## OBJECTIVE
The entries below should be output exactly as written.

## Dataset items

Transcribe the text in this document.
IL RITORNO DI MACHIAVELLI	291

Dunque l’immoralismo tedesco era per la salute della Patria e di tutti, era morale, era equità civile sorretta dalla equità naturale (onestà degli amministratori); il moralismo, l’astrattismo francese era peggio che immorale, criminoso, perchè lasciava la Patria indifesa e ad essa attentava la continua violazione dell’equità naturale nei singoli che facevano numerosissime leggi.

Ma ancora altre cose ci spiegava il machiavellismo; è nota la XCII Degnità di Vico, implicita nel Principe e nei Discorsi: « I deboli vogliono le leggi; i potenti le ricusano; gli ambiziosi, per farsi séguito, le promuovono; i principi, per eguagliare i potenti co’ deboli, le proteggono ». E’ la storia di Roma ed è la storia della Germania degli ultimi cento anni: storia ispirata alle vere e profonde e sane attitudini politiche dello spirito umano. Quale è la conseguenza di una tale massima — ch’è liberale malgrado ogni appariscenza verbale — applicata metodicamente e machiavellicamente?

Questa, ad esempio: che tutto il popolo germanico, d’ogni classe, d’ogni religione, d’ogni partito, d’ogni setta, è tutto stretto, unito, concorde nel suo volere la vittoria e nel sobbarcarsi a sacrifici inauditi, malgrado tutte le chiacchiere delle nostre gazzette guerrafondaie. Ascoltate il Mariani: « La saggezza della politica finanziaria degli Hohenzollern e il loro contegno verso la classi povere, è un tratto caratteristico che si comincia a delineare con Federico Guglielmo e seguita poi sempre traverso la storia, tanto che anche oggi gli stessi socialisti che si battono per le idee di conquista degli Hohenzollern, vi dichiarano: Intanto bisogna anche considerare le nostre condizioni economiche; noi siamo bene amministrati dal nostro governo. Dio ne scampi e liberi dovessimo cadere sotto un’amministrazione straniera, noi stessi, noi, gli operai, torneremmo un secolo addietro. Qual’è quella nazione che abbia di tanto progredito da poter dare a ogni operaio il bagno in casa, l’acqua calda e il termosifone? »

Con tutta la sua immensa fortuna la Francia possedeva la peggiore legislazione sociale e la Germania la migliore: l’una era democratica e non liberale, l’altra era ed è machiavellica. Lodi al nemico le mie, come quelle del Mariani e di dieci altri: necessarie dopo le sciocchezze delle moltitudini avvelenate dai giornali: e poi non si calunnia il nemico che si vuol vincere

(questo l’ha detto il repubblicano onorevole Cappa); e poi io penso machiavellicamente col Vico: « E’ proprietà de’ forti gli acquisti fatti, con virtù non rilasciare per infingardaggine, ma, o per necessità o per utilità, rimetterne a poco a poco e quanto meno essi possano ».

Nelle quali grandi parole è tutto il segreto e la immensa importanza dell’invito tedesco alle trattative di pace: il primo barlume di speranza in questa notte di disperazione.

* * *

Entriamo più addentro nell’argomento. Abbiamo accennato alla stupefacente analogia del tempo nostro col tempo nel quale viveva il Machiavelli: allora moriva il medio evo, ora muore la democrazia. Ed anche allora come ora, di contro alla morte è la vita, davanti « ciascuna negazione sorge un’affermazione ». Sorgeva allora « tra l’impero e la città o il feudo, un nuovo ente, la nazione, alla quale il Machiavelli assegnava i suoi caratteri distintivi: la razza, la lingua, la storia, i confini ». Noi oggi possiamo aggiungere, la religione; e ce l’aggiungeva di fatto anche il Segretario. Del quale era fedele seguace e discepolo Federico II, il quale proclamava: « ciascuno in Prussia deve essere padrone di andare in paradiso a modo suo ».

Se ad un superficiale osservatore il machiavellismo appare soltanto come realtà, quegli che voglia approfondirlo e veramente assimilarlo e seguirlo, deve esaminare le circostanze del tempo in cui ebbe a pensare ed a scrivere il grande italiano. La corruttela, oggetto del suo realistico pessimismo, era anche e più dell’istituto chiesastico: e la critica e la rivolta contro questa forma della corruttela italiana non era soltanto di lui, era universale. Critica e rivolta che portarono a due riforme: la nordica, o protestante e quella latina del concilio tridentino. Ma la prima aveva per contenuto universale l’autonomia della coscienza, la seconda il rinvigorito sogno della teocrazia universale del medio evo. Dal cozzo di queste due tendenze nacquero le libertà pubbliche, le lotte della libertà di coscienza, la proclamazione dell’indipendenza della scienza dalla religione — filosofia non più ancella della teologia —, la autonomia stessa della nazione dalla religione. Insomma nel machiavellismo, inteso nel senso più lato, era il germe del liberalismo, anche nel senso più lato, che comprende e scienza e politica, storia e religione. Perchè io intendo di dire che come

## THE RESULT
Transcribe the text in this document.
IL RITORNO DI MACHIAVELLI	291

Dunque l’immoralismo tedesco era per la salute della Patria e di tutti, era morale, era equità civile sorretta dalla equità naturale (onestà degli amministratori); il moralismo, l’astrattismo francese era peggio che immorale, criminoso, perchè lasciava la Patria indifesa e ad essa attentava la continua violazione dell’equità naturale nei singoli che facevano numerosissime leggi.

Ma ancora altre cose ci spiegava il machiavellismo; è nota la XCII Degnità di Vico, implicita nel Principe e nei Discorsi: « I deboli vogliono le leggi; i potenti le ricusano; gli ambiziosi, per farsi séguito, le promuovono; i principi, per eguagliare i potenti co’ deboli, le proteggono ». E’ la storia di Roma ed è la storia della Germania degli ultimi cento anni: storia ispirata alle vere e profonde e sane attitudini politiche dello spirito umano. Quale è la conseguenza di una tale massima — ch’è liberale malgrado ogni appariscenza verbale — applicata metodicamente e machiavellicamente?

Questa, ad esempio: che tutto il popolo germanico, d’ogni classe, d’ogni religione, d’ogni partito, d’ogni setta, è tutto stretto, unito, concorde nel suo volere la vittoria e nel sobbarcarsi a sacrifici inauditi, malgrado tutte le chiacchiere delle nostre gazzette guerrafondaie. Ascoltate il Mariani: « La saggezza della politica finanziaria degli Hohenzollern e il loro contegno verso la classi povere, è un tratto caratteristico che si comincia a delineare con Federico Guglielmo e seguita poi sempre traverso la storia, tanto che anche oggi gli stessi socialisti che si battono per le idee di conquista degli Hohenzollern, vi dichiarano: Intanto bisogna anche considerare le nostre condizioni economiche; noi siamo bene amministrati dal nostro governo. Dio ne scampi e liberi dovessimo cadere sotto un’amministrazione straniera, noi stessi, noi, gli operai, torneremmo un secolo addietro. Qual’è quella nazione che abbia di tanto progredito da poter dare a ogni operaio il bagno in casa, l’acqua calda e il termosifone? »

Con tutta la sua immensa fortuna la Francia possedeva la peggiore legislazione sociale e la Germania la migliore: l’una era democratica e non liberale, l’altra era ed è machiavellica. Lodi al nemico le mie, come quelle del Mariani e di dieci altri: necessarie dopo le sciocchezze delle moltitudini avvelenate dai giornali: e poi non si calunnia il nemico che si vuol vincere

(questo l’ha detto il repubblicano onorevole Cappa); e poi io penso machiavellicamente col Vico: « E’ proprietà de’ forti gli acquisti fatti, con virtù non rilasciare per infingardaggine, ma, o per necessità o per utilità, rimetterne a poco a poco e quanto meno essi possano ».

Nelle quali grandi parole è tutto il segreto e la immensa importanza dell’invito tedesco alle trattative di pace: il primo barlume di speranza in questa notte di disperazione.

* * *

Entriamo più addentro nell’argomento. Abbiamo accennato alla stupefacente analogia del tempo nostro col tempo nel quale viveva il Machiavelli: allora moriva il medio evo, ora muore la democrazia. Ed anche allora come ora, di contro alla morte è la vita, davanti « ciascuna negazione sorge un’affermazione ». Sorgeva allora « tra l’impero e la città o il feudo, un nuovo ente, la nazione, alla quale il Machiavelli assegnava i suoi caratteri distintivi: la razza, la lingua, la storia, i confini ». Noi oggi possiamo aggiungere, la religione; e ce l’aggiungeva di fatto anche il Segretario. Del quale era fedele seguace e discepolo Federico II, il quale proclamava: « ciascuno in Prussia deve essere padrone di andare in paradiso a modo suo ».

Se ad un superficiale osservatore il machiavellismo appare soltanto come realtà, quegli che voglia approfondirlo e veramente assimilarlo e seguirlo, deve esaminare le circostanze del tempo in cui ebbe a pensare ed a scrivere il grande italiano. La corruttela, oggetto del suo realistico pessimismo, era anche e più dell’istituto chiesastico: e la critica e la rivolta contro questa forma della corruttela italiana non era soltanto di lui, era universale. Critica e rivolta che portarono a due riforme: la nordica, o protestante e quella latina del concilio tridentino. Ma la prima aveva per contenuto universale l’autonomia della coscienza, la seconda il rinvigorito sogno della teocrazia universale del medio evo. Dal cozzo di queste due tendenze nacquero le libertà pubbliche, le lotte della libertà di coscienza, la proclamazione dell’indipendenza della scienza dalla religione — filosofia non più ancella della teologia —, la autonomia stessa della nazione dalla religione. Insomma nel machiavellismo, inteso nel senso più lato, era il germe del liberalismo, anche nel senso più lato, che comprende e scienza e politica, storia e religione. Perchè io intendo di dire che come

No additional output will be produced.